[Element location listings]
[start]
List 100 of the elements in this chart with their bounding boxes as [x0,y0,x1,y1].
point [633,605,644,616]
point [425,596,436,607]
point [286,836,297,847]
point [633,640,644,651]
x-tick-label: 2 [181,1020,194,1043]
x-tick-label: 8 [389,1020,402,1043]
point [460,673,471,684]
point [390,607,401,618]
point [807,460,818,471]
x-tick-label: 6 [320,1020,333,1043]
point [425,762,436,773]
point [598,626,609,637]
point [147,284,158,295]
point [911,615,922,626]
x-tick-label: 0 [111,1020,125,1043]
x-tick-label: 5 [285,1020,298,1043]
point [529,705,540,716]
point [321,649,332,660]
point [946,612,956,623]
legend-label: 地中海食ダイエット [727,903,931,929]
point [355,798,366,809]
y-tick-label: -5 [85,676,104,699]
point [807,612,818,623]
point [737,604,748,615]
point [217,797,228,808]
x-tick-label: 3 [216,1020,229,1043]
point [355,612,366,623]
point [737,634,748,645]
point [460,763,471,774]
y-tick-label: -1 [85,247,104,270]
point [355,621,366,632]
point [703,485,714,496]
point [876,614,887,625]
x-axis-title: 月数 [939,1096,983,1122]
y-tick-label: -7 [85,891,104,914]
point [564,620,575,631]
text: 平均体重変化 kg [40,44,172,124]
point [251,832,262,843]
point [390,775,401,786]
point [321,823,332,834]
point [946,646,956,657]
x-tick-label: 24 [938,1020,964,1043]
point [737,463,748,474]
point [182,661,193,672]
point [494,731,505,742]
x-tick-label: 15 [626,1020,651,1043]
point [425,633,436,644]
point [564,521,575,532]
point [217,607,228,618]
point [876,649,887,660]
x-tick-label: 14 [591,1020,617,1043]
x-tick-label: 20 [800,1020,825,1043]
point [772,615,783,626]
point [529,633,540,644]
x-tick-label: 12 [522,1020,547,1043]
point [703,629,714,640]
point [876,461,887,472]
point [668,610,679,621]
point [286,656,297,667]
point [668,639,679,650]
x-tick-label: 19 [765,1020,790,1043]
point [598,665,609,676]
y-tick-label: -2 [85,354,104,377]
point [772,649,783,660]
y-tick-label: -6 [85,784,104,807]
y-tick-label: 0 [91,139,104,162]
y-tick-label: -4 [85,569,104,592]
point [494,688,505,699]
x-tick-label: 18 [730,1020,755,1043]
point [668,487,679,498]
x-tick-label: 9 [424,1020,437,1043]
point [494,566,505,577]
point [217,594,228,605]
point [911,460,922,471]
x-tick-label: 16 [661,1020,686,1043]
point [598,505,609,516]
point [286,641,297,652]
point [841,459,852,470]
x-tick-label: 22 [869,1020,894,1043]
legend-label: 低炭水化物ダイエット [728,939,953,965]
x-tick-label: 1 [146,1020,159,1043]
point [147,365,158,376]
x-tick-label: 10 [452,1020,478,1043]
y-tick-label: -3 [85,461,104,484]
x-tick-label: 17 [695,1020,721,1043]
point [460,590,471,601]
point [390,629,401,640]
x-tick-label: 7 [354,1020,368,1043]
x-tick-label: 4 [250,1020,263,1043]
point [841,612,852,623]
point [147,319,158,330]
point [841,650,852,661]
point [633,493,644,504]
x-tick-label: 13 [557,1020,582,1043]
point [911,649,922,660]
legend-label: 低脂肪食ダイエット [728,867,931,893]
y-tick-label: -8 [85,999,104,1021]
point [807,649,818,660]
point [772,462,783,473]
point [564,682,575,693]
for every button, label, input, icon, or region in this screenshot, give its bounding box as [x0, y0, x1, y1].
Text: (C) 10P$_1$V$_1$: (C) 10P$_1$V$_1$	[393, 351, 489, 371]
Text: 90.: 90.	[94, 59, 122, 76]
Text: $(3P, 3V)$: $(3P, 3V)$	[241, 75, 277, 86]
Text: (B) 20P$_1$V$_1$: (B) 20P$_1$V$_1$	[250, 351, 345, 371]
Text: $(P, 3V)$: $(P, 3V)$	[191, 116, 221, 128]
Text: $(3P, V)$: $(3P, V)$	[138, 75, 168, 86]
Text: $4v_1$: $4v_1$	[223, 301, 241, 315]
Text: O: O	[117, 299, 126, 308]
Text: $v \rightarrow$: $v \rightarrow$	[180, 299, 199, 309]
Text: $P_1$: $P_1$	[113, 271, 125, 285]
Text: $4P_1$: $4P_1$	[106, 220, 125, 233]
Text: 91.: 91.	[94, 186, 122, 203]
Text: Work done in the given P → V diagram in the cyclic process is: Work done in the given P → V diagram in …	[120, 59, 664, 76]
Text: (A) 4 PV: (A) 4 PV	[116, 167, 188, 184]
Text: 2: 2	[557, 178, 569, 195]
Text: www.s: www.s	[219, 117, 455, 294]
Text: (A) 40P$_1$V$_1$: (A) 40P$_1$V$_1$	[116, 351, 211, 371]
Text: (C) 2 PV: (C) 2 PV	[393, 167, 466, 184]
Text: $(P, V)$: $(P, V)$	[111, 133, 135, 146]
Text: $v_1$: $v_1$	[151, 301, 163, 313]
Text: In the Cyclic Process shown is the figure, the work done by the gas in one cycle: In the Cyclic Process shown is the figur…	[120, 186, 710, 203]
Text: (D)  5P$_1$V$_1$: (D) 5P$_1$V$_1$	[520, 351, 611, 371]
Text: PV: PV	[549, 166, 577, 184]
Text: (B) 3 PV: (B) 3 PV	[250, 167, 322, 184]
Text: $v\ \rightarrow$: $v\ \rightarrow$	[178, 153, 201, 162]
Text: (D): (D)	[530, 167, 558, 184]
[end]
* The task: Write out every line of the material above as a numbered list, leaving out any blank lines.

* Correct result:
1. List 100 of the elements in this chart with their bounding boxes as [x0,y0,x1,y1].
2. point [633,605,644,616]
3. point [425,596,436,607]
4. point [286,836,297,847]
5. point [633,640,644,651]
6. x-tick-label: 2 [181,1020,194,1043]
7. x-tick-label: 8 [389,1020,402,1043]
8. point [460,673,471,684]
9. point [390,607,401,618]
10. point [807,460,818,471]
11. x-tick-label: 6 [320,1020,333,1043]
12. point [425,762,436,773]
13. point [598,626,609,637]
14. point [147,284,158,295]
15. point [911,615,922,626]
16. x-tick-label: 0 [111,1020,125,1043]
17. x-tick-label: 5 [285,1020,298,1043]
18. point [529,705,540,716]
19. point [321,649,332,660]
20. point [946,612,956,623]
21. legend-label: 地中海食ダイエット [727,903,931,929]
22. point [355,798,366,809]
23. y-tick-label: -5 [85,676,104,699]
24. point [807,612,818,623]
25. point [737,604,748,615]
26. point [217,797,228,808]
27. x-tick-label: 3 [216,1020,229,1043]
28. point [355,612,366,623]
29. point [737,634,748,645]
30. point [460,763,471,774]
31. y-tick-label: -1 [85,247,104,270]
32. point [355,621,366,632]
33. point [703,485,714,496]
34. point [876,614,887,625]
35. x-axis-title: 月数 [939,1096,983,1122]
36. y-tick-label: -7 [85,891,104,914]
37. point [564,620,575,631]
38. text: 平均体重変化 kg [40,44,172,124]
39. point [251,832,262,843]
40. point [390,775,401,786]
41. point [321,823,332,834]
42. point [946,646,956,657]
43. x-tick-label: 24 [938,1020,964,1043]
44. point [737,463,748,474]
45. point [182,661,193,672]
46. point [494,731,505,742]
47. x-tick-label: 15 [626,1020,651,1043]
48. point [425,633,436,644]
49. point [564,521,575,532]
50. point [217,607,228,618]
51. point [876,649,887,660]
52. x-tick-label: 14 [591,1020,617,1043]
53. x-tick-label: 20 [800,1020,825,1043]
54. point [772,615,783,626]
55. point [529,633,540,644]
56. x-tick-label: 12 [522,1020,547,1043]
57. point [703,629,714,640]
58. point [876,461,887,472]
59. point [668,610,679,621]
60. point [286,656,297,667]
61. point [668,639,679,650]
62. x-tick-label: 19 [765,1020,790,1043]
63. point [598,665,609,676]
64. y-tick-label: -2 [85,354,104,377]
65. point [772,649,783,660]
66. y-tick-label: -6 [85,784,104,807]
67. y-tick-label: 0 [91,139,104,162]
68. y-tick-label: -4 [85,569,104,592]
69. point [494,688,505,699]
70. x-tick-label: 18 [730,1020,755,1043]
71. point [668,487,679,498]
72. x-tick-label: 9 [424,1020,437,1043]
73. point [494,566,505,577]
74. point [217,594,228,605]
75. point [911,460,922,471]
76. x-tick-label: 16 [661,1020,686,1043]
77. point [598,505,609,516]
78. point [286,641,297,652]
79. point [841,459,852,470]
80. x-tick-label: 22 [869,1020,894,1043]
81. legend-label: 低炭水化物ダイエット [728,939,953,965]
82. x-tick-label: 1 [146,1020,159,1043]
83. point [147,365,158,376]
84. x-tick-label: 10 [452,1020,478,1043]
85. y-tick-label: -3 [85,461,104,484]
86. x-tick-label: 17 [695,1020,721,1043]
87. point [460,590,471,601]
88. point [390,629,401,640]
89. x-tick-label: 7 [354,1020,368,1043]
90. x-tick-label: 4 [250,1020,263,1043]
91. point [841,612,852,623]
92. point [147,319,158,330]
93. point [841,650,852,661]
94. point [633,493,644,504]
95. x-tick-label: 13 [557,1020,582,1043]
96. point [911,649,922,660]
97. legend-label: 低脂肪食ダイエット [728,867,931,893]
98. y-tick-label: -8 [85,999,104,1021]
99. point [807,649,818,660]
100. point [772,462,783,473]
101. point [564,682,575,693]
102. for every button, label, input, icon, or region in this screenshot, give its bounding box as [x0, y0, x1, y1].
103. Text: (C) 10P$_1$V$_1$: (C) 10P$_1$V$_1$	[393, 351, 489, 371]
104. Text: 90.: 90.	[94, 59, 122, 76]
105. Text: $(3P, 3V)$: $(3P, 3V)$	[241, 75, 277, 86]
106. Text: (B) 20P$_1$V$_1$: (B) 20P$_1$V$_1$	[250, 351, 345, 371]
107. Text: $(P, 3V)$: $(P, 3V)$	[191, 116, 221, 128]
108. Text: $(3P, V)$: $(3P, V)$	[138, 75, 168, 86]
109. Text: $4v_1$: $4v_1$	[223, 301, 241, 315]
110. Text: O: O	[117, 299, 126, 308]
111. Text: $v \rightarrow$: $v \rightarrow$	[180, 299, 199, 309]
112. Text: $P_1$: $P_1$	[113, 271, 125, 285]
113. Text: $4P_1$: $4P_1$	[106, 220, 125, 233]
114. Text: 91.: 91.	[94, 186, 122, 203]
115. Text: Work done in the given P → V diagram in the cyclic process is: Work done in the given P → V diagram in …	[120, 59, 664, 76]
116. Text: (A) 4 PV: (A) 4 PV	[116, 167, 188, 184]
117. Text: 2: 2	[557, 178, 569, 195]
118. Text: www.s: www.s	[219, 117, 455, 294]
119. Text: (A) 40P$_1$V$_1$: (A) 40P$_1$V$_1$	[116, 351, 211, 371]
120. Text: (C) 2 PV: (C) 2 PV	[393, 167, 466, 184]
121. Text: $(P, V)$: $(P, V)$	[111, 133, 135, 146]
122. Text: $v_1$: $v_1$	[151, 301, 163, 313]
123. Text: In the Cyclic Process shown is the figure, the work done by the gas in one cycle: In the Cyclic Process shown is the figur…	[120, 186, 710, 203]
124. Text: (D)  5P$_1$V$_1$: (D) 5P$_1$V$_1$	[520, 351, 611, 371]
125. Text: PV: PV	[549, 166, 577, 184]
126. Text: (B) 3 PV: (B) 3 PV	[250, 167, 322, 184]
127. Text: $v\ \rightarrow$: $v\ \rightarrow$	[178, 153, 201, 162]
128. Text: (D): (D)	[530, 167, 558, 184]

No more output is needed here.